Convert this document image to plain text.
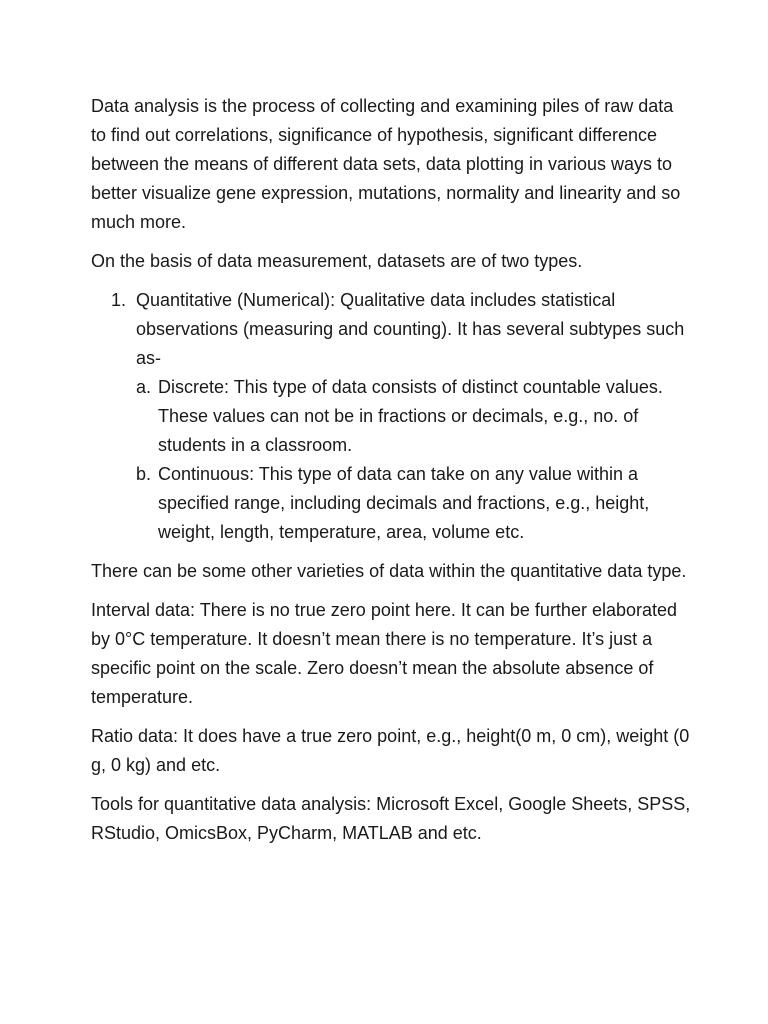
Data analysis is the process of collecting and examining piles of raw data to find out correlations, significance of hypothesis, significant difference between the means of different data sets, data plotting in various ways to better visualize gene expression, mutations, normality and linearity and so much more.

On the basis of data measurement, datasets are of two types.

1. Quantitative (Numerical): Qualitative data includes statistical observations (measuring and counting). It has several subtypes such as-
a. Discrete: This type of data consists of distinct countable values. These values can not be in fractions or decimals, e.g., no. of students in a classroom.
b. Continuous: This type of data can take on any value within a specified range, including decimals and fractions, e.g., height, weight, length, temperature, area, volume etc.

There can be some other varieties of data within the quantitative data type.

Interval data: There is no true zero point here. It can be further elaborated by 0°C temperature. It doesn’t mean there is no temperature. It’s just a specific point on the scale. Zero doesn’t mean the absolute absence of temperature.

Ratio data: It does have a true zero point, e.g., height(0 m, 0 cm), weight (0 g, 0 kg) and etc.

Tools for quantitative data analysis: Microsoft Excel, Google Sheets, SPSS, RStudio, OmicsBox, PyCharm, MATLAB and etc.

+ + + +

TO DO ::
The entire listing above, minus its pictures, should be copied out exactly.

ANSWER SPACE ::
Convert this document image to plain text.
Data analysis is the process of collecting and examining piles of raw data to find out correlations, significance of hypothesis, significant difference between the means of different data sets, data plotting in various ways to better visualize gene expression, mutations, normality and linearity and so much more.

On the basis of data measurement, datasets are of two types.

1. Quantitative (Numerical): Qualitative data includes statistical observations (measuring and counting). It has several subtypes such as-
a. Discrete: This type of data consists of distinct countable values. These values can not be in fractions or decimals, e.g., no. of students in a classroom.
b. Continuous: This type of data can take on any value within a specified range, including decimals and fractions, e.g., height, weight, length, temperature, area, volume etc.

There can be some other varieties of data within the quantitative data type.

Interval data: There is no true zero point here. It can be further elaborated by 0°C temperature. It doesn’t mean there is no temperature. It’s just a specific point on the scale. Zero doesn’t mean the absolute absence of temperature.

Ratio data: It does have a true zero point, e.g., height(0 m, 0 cm), weight (0 g, 0 kg) and etc.

Tools for quantitative data analysis: Microsoft Excel, Google Sheets, SPSS, RStudio, OmicsBox, PyCharm, MATLAB and etc.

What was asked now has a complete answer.